• _What you should do_
From the entries below, pull out each line where "icon" appears.

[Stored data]
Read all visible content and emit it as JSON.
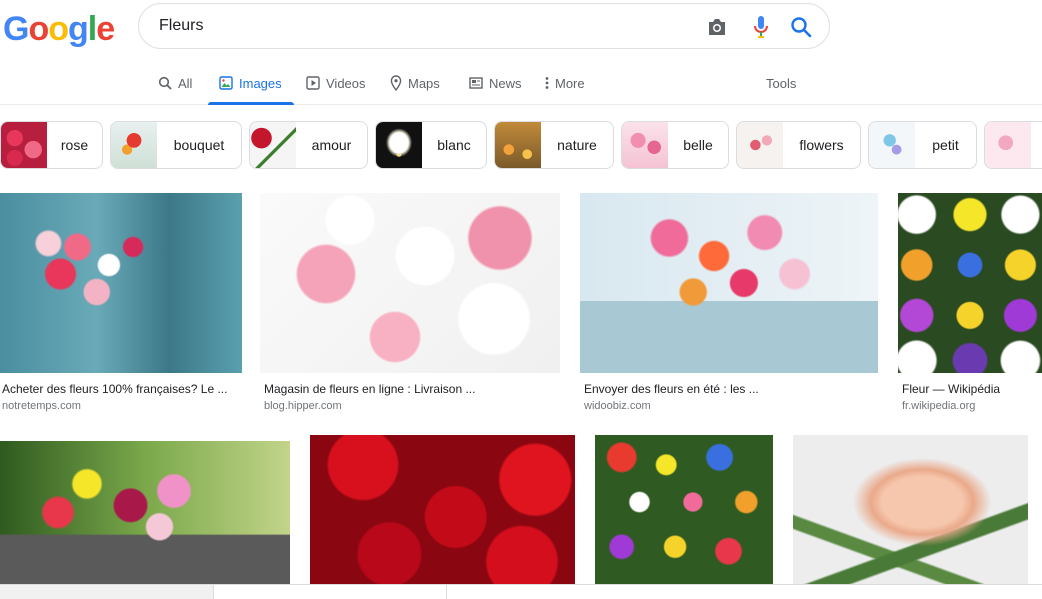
{
  "logo": {
    "letters": [
      "G",
      "o",
      "o",
      "g",
      "l",
      "e"
    ],
    "colors": [
      "#4285f4",
      "#ea4335",
      "#fbbc05",
      "#4285f4",
      "#34a853",
      "#ea4335"
    ]
  },
  "search": {
    "query": "Fleurs",
    "camera_icon": "camera-icon",
    "mic_icon": "microphone-icon",
    "search_icon": "search-icon"
  },
  "tabs": [
    {
      "label": "All",
      "icon": "search-icon"
    },
    {
      "label": "Images",
      "icon": "image-icon",
      "active": true
    },
    {
      "label": "Videos",
      "icon": "play-icon"
    },
    {
      "label": "Maps",
      "icon": "map-pin-icon"
    },
    {
      "label": "News",
      "icon": "newspaper-icon"
    },
    {
      "label": "More",
      "icon": "more-vertical-icon"
    }
  ],
  "tools_label": "Tools",
  "chips": [
    {
      "label": "rose"
    },
    {
      "label": "bouquet"
    },
    {
      "label": "amour"
    },
    {
      "label": "blanc"
    },
    {
      "label": "nature"
    },
    {
      "label": "belle"
    },
    {
      "label": "flowers"
    },
    {
      "label": "petit"
    },
    {
      "label": ""
    }
  ],
  "results": [
    {
      "title": "Acheter des fleurs 100% françaises? Le ...",
      "source": "notretemps.com"
    },
    {
      "title": "Magasin de fleurs en ligne : Livraison ...",
      "source": "blog.hipper.com"
    },
    {
      "title": "Envoyer des fleurs en été : les ...",
      "source": "widoobiz.com"
    },
    {
      "title": "Fleur — Wikipédia",
      "source": "fr.wikipedia.org"
    },
    {
      "title": "",
      "source": ""
    },
    {
      "title": "",
      "source": ""
    },
    {
      "title": "",
      "source": ""
    },
    {
      "title": "",
      "source": ""
    }
  ],
  "colors": {
    "accent": "#1a73e8",
    "text": "#202124",
    "muted": "#5f6368",
    "source": "#70757a"
  }
}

• _Task solution_
    "camera_icon": "camera-icon",
    "mic_icon": "microphone-icon",
    "search_icon": "search-icon"
      "icon": "search-icon"
      "icon": "image-icon",
      "icon": "play-icon"
      "icon": "map-pin-icon"
      "icon": "newspaper-icon"
      "icon": "more-vertical-icon"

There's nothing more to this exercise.